— Aim of the exercise —
Report how many lines include the word "Federal", and nothing besides that number.

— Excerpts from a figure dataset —
— BEGIN —

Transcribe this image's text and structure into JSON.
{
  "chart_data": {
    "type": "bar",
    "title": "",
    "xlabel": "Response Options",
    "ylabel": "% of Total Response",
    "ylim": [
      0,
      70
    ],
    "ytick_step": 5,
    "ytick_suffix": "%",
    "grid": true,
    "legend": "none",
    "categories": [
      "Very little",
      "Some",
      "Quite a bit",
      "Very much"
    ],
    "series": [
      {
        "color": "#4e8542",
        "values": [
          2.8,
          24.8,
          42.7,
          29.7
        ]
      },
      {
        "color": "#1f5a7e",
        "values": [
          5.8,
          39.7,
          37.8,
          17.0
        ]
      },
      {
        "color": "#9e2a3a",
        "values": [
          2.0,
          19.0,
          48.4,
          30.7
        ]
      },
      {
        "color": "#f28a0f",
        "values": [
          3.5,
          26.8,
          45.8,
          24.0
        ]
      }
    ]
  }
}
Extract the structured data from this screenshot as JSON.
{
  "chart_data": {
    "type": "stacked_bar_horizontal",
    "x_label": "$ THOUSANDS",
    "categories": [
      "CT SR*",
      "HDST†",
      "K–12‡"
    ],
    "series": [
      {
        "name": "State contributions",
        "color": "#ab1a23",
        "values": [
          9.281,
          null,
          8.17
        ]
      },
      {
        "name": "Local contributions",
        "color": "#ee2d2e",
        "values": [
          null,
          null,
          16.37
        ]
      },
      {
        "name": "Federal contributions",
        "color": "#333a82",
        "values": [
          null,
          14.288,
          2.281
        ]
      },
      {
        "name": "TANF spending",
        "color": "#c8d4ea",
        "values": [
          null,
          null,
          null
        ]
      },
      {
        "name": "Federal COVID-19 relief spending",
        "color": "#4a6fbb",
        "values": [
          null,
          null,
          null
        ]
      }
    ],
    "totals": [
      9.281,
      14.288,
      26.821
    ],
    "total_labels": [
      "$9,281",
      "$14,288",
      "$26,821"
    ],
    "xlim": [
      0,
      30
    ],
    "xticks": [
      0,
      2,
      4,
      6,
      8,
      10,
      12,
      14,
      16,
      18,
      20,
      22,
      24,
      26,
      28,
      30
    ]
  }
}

— END —

— Response —
2